The exercise:
Tally the lines that include the word "this" and reply with nothing but the total.
---------------
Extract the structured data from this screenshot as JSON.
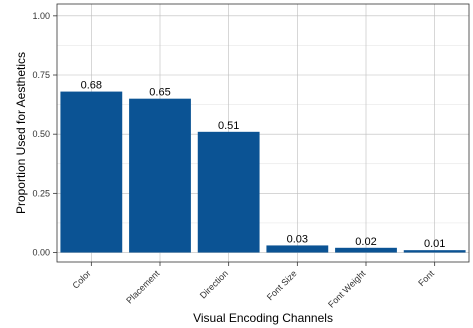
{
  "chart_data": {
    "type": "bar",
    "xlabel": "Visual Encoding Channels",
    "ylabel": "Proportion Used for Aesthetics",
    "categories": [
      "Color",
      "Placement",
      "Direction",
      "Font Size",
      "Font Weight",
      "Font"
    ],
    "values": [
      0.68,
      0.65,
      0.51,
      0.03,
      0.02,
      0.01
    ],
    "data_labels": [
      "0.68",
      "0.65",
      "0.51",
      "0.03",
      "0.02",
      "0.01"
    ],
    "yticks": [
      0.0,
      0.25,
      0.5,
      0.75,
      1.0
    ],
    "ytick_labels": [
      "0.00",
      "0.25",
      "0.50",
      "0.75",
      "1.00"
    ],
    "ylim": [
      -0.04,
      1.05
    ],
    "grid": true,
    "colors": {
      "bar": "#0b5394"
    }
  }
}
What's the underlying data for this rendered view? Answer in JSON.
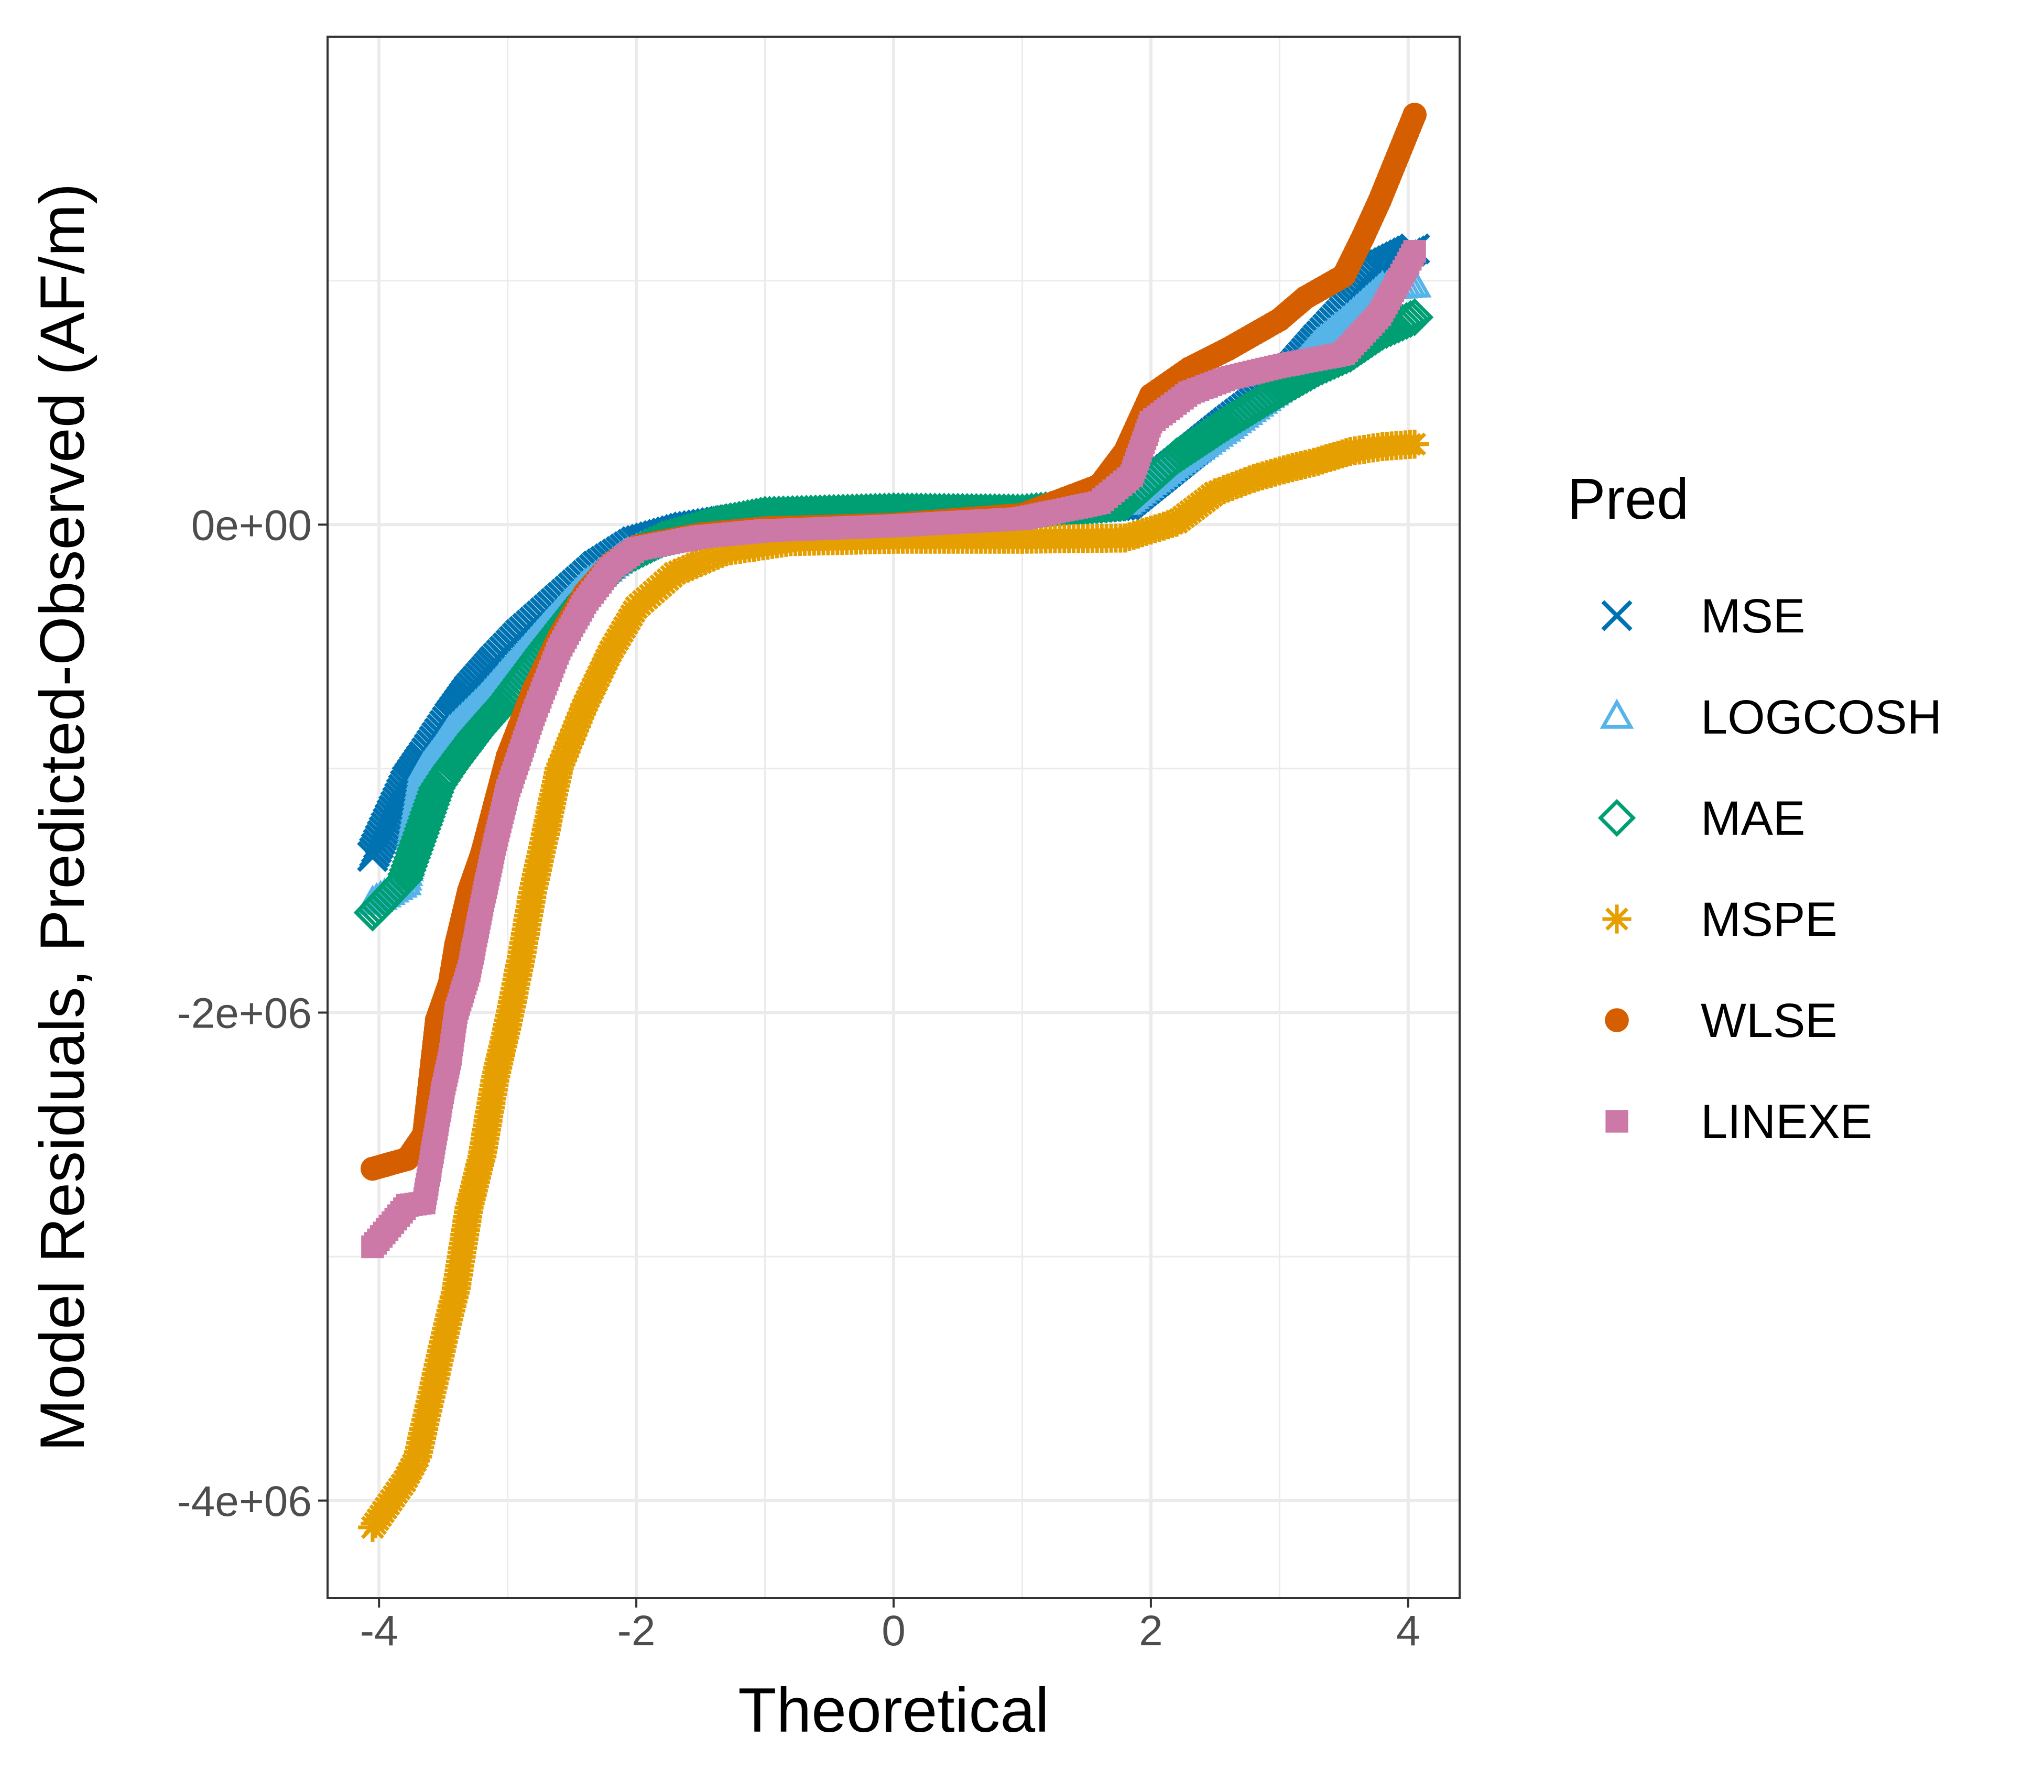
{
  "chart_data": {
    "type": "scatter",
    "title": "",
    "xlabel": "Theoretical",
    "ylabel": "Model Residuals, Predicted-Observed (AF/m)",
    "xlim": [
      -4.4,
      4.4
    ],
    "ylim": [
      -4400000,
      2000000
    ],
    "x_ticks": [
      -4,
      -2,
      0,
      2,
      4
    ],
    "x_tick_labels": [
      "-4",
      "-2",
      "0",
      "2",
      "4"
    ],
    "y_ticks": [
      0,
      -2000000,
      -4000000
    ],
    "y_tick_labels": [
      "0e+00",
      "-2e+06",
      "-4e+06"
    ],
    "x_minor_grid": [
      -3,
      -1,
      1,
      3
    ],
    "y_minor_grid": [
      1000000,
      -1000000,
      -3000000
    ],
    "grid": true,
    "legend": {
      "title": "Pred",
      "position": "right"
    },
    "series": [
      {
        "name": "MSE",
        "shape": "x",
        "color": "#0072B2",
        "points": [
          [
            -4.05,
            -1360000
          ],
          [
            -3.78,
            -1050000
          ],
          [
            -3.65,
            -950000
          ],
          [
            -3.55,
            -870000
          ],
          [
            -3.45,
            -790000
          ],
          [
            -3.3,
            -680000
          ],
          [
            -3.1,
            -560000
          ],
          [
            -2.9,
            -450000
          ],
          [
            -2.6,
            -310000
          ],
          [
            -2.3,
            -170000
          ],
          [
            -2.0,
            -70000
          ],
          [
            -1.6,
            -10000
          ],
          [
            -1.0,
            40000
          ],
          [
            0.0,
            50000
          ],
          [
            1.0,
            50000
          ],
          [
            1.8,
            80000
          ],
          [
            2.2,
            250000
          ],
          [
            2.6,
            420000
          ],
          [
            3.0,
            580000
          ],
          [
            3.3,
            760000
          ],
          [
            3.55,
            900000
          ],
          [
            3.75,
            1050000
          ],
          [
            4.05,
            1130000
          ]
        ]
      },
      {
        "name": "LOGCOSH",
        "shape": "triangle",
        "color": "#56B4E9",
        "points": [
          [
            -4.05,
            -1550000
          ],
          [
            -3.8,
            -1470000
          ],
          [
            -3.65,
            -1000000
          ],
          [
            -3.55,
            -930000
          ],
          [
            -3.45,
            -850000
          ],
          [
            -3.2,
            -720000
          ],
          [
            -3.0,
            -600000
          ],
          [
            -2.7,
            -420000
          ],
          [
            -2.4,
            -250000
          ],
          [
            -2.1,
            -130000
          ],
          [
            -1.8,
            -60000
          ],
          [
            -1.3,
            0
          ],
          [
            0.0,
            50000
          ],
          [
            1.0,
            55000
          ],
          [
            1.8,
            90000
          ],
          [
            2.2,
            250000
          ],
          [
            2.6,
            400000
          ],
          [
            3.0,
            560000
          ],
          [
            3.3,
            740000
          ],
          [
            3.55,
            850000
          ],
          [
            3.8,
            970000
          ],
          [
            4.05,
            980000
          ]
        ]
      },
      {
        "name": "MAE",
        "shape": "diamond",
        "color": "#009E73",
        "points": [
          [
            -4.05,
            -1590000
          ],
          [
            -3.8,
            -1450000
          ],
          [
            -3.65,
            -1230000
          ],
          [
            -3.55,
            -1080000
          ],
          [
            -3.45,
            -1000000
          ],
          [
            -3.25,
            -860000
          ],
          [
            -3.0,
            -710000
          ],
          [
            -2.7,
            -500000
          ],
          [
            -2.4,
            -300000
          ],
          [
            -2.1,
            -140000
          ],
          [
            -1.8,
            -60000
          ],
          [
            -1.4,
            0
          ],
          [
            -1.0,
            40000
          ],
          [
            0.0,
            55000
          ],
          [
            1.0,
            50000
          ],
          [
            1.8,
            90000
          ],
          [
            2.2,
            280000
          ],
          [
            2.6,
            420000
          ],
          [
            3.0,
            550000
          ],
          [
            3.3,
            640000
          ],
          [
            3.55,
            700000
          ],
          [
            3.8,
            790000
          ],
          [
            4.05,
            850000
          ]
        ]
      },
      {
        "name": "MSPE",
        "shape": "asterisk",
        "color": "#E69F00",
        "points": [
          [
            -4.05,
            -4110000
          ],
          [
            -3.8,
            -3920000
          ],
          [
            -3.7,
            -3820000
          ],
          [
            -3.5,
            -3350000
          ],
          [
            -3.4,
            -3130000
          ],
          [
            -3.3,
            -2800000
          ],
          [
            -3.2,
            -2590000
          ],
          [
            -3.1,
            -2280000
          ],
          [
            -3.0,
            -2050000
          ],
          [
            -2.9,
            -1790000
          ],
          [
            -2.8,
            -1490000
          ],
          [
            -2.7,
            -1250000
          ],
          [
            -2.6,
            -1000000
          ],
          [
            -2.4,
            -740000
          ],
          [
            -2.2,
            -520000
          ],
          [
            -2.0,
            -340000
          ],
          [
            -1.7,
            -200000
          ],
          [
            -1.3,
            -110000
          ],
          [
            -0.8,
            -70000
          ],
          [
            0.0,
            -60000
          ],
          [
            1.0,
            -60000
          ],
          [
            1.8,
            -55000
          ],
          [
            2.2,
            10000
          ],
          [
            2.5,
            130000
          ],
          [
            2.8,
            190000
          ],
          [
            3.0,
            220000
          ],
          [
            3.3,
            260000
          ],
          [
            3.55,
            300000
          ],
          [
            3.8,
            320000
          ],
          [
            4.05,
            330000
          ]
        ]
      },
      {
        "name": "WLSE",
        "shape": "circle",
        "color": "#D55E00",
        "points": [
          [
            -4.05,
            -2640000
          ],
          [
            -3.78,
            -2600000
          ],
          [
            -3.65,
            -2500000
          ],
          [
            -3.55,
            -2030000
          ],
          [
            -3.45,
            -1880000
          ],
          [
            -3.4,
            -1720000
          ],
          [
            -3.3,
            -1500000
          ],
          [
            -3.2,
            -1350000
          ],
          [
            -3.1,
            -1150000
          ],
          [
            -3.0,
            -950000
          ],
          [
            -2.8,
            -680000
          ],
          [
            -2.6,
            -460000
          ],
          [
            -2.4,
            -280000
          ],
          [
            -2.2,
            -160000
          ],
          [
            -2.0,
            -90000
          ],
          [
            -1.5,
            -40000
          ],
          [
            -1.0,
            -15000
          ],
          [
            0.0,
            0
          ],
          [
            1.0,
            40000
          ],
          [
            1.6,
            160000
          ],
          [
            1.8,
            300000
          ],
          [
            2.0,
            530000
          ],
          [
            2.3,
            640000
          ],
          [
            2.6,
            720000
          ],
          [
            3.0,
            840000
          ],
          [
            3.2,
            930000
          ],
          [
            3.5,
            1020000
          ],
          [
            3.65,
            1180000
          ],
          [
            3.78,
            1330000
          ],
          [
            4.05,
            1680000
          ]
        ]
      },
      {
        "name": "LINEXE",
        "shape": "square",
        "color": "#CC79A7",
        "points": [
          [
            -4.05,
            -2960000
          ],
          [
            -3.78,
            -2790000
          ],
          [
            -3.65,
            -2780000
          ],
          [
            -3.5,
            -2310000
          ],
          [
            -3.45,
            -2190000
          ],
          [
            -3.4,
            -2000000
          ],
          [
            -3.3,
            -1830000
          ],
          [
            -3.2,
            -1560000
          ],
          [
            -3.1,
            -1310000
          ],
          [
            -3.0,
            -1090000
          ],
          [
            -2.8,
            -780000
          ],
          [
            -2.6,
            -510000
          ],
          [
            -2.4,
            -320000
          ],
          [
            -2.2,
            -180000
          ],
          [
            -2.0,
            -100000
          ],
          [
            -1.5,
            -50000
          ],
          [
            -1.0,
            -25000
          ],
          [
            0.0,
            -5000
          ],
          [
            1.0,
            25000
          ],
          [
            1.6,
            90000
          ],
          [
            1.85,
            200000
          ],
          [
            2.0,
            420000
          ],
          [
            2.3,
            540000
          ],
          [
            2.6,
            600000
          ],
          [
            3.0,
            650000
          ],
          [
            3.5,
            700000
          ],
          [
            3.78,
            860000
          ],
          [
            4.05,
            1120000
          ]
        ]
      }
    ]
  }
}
---------------
Final answer:
2